:: TASK REQUIREMENTS ::
Please retype the data in full and exactly; the pictures are not part of the copy.

:: GIVEN RECORDS ::
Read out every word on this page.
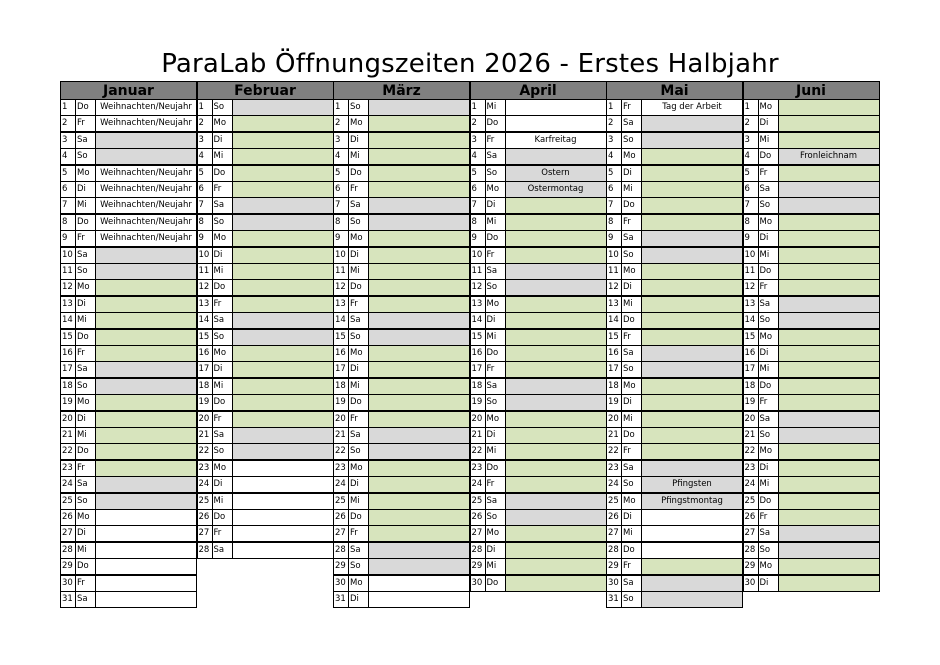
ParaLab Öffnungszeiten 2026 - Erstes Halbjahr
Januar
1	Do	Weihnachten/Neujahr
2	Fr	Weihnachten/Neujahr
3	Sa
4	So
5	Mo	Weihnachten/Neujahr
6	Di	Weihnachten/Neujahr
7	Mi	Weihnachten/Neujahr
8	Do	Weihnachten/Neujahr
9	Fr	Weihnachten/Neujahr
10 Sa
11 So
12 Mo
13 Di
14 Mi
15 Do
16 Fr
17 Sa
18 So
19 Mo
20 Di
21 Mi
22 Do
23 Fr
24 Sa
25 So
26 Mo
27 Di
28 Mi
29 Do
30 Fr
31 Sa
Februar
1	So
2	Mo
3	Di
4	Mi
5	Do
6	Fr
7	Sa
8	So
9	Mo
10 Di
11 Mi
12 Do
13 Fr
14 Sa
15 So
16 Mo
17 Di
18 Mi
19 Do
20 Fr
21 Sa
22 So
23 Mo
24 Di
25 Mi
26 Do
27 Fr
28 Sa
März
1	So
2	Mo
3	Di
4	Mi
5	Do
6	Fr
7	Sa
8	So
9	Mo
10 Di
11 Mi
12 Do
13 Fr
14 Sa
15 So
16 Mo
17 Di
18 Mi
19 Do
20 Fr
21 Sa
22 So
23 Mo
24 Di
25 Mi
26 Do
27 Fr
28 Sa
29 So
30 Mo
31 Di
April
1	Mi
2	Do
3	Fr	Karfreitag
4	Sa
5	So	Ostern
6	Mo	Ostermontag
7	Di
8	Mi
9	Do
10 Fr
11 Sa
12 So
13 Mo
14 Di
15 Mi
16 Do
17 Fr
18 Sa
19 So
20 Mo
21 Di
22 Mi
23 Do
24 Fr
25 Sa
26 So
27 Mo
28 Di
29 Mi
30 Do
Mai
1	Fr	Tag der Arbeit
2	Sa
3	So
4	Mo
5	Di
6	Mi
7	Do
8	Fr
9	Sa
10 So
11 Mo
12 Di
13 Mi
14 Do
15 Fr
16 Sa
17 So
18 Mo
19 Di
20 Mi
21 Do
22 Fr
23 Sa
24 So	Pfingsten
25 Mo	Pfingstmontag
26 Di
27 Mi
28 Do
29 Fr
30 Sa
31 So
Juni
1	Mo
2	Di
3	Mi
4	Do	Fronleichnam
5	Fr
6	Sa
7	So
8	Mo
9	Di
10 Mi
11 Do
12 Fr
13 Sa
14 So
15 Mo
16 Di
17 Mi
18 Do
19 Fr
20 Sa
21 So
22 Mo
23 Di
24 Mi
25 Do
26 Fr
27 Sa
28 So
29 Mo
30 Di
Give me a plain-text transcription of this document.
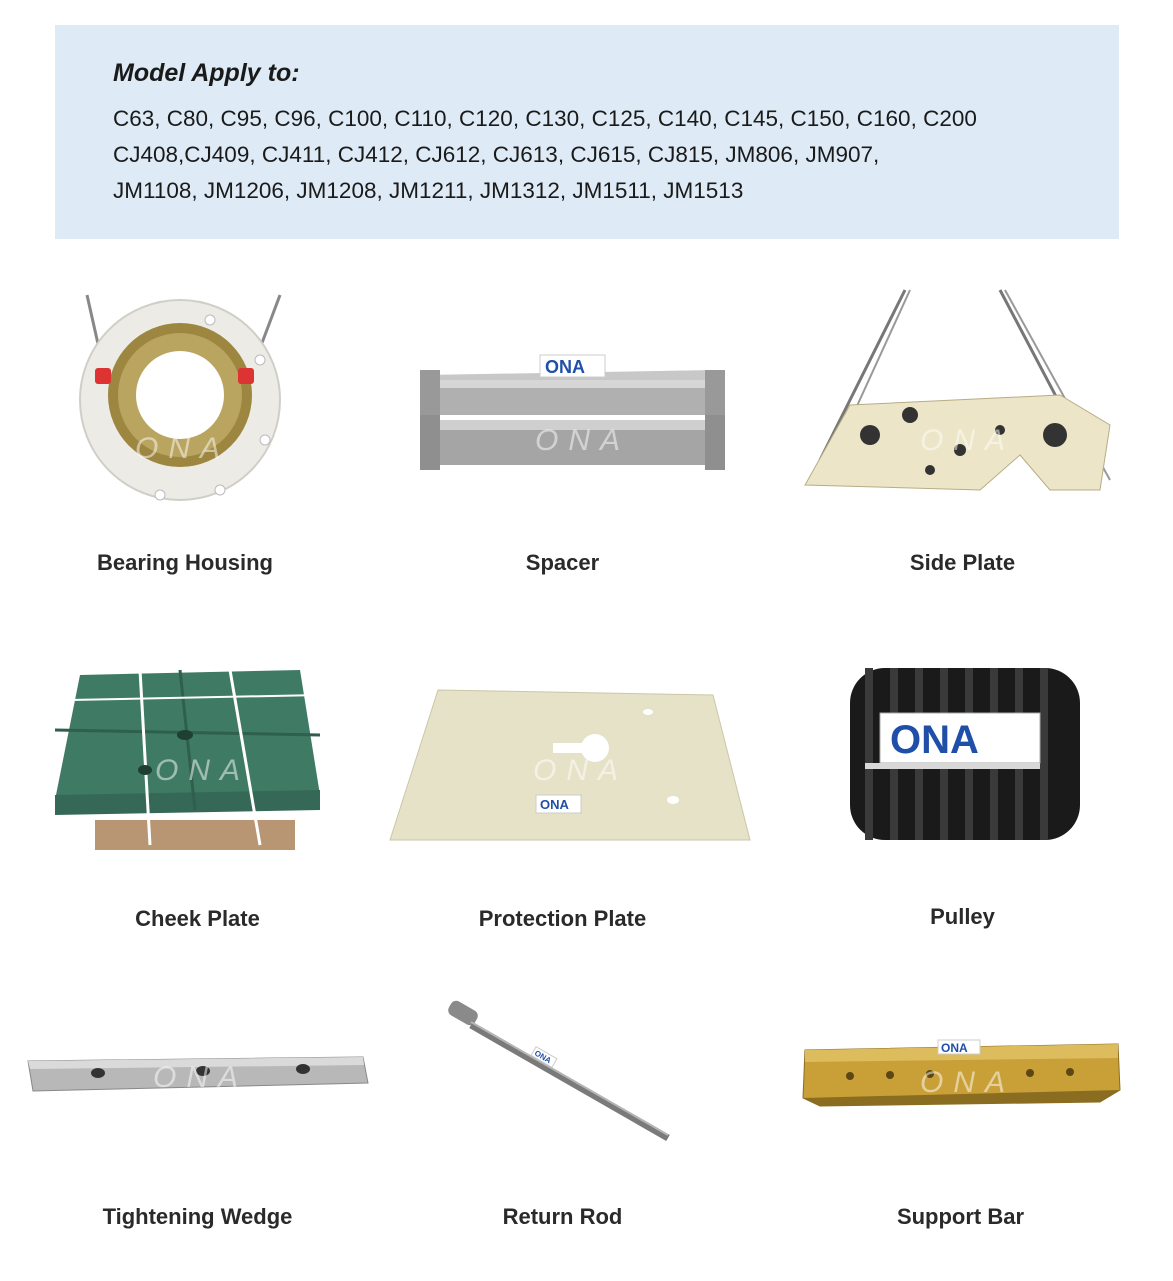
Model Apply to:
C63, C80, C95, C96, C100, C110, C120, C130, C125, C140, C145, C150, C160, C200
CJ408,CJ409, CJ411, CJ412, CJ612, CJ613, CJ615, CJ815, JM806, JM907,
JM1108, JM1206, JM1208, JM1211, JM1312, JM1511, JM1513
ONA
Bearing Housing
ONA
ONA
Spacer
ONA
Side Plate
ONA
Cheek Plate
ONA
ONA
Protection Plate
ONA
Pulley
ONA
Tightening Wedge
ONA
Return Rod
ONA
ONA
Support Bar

:: ANSWER ::
Read out every word on this page.
ParaLab Öffnungszeiten 2026 - Erstes Halbjahr
Januar
1	Do	Weihnachten/Neujahr
2	Fr	Weihnachten/Neujahr
3	Sa
4	So
5	Mo	Weihnachten/Neujahr
6	Di	Weihnachten/Neujahr
7	Mi	Weihnachten/Neujahr
8	Do	Weihnachten/Neujahr
9	Fr	Weihnachten/Neujahr
10 Sa
11 So
12 Mo
13 Di
14 Mi
15 Do
16 Fr
17 Sa
18 So
19 Mo
20 Di
21 Mi
22 Do
23 Fr
24 Sa
25 So
26 Mo
27 Di
28 Mi
29 Do
30 Fr
31 Sa
Februar
1	So
2	Mo
3	Di
4	Mi
5	Do
6	Fr
7	Sa
8	So
9	Mo
10 Di
11 Mi
12 Do
13 Fr
14 Sa
15 So
16 Mo
17 Di
18 Mi
19 Do
20 Fr
21 Sa
22 So
23 Mo
24 Di
25 Mi
26 Do
27 Fr
28 Sa
März
1	So
2	Mo
3	Di
4	Mi
5	Do
6	Fr
7	Sa
8	So
9	Mo
10 Di
11 Mi
12 Do
13 Fr
14 Sa
15 So
16 Mo
17 Di
18 Mi
19 Do
20 Fr
21 Sa
22 So
23 Mo
24 Di
25 Mi
26 Do
27 Fr
28 Sa
29 So
30 Mo
31 Di
April
1	Mi
2	Do
3	Fr	Karfreitag
4	Sa
5	So	Ostern
6	Mo	Ostermontag
7	Di
8	Mi
9	Do
10 Fr
11 Sa
12 So
13 Mo
14 Di
15 Mi
16 Do
17 Fr
18 Sa
19 So
20 Mo
21 Di
22 Mi
23 Do
24 Fr
25 Sa
26 So
27 Mo
28 Di
29 Mi
30 Do
Mai
1	Fr	Tag der Arbeit
2	Sa
3	So
4	Mo
5	Di
6	Mi
7	Do
8	Fr
9	Sa
10 So
11 Mo
12 Di
13 Mi
14 Do
15 Fr
16 Sa
17 So
18 Mo
19 Di
20 Mi
21 Do
22 Fr
23 Sa
24 So	Pfingsten
25 Mo	Pfingstmontag
26 Di
27 Mi
28 Do
29 Fr
30 Sa
31 So
Juni
1	Mo
2	Di
3	Mi
4	Do	Fronleichnam
5	Fr
6	Sa
7	So
8	Mo
9	Di
10 Mi
11 Do
12 Fr
13 Sa
14 So
15 Mo
16 Di
17 Mi
18 Do
19 Fr
20 Sa
21 So
22 Mo
23 Di
24 Mi
25 Do
26 Fr
27 Sa
28 So
29 Mo
30 Di
Give me a plain-text transcription of this document.
Model Apply to:
C63, C80, C95, C96, C100, C110, C120, C130, C125, C140, C145, C150, C160, C200
CJ408,CJ409, CJ411, CJ412, CJ612, CJ613, CJ615, CJ815, JM806, JM907,
JM1108, JM1206, JM1208, JM1211, JM1312, JM1511, JM1513
ONA
Bearing Housing
ONA
ONA
Spacer
ONA
Side Plate
ONA
Cheek Plate
ONA
ONA
Protection Plate
ONA
Pulley
ONA
Tightening Wedge
ONA
Return Rod
ONA
ONA
Support Bar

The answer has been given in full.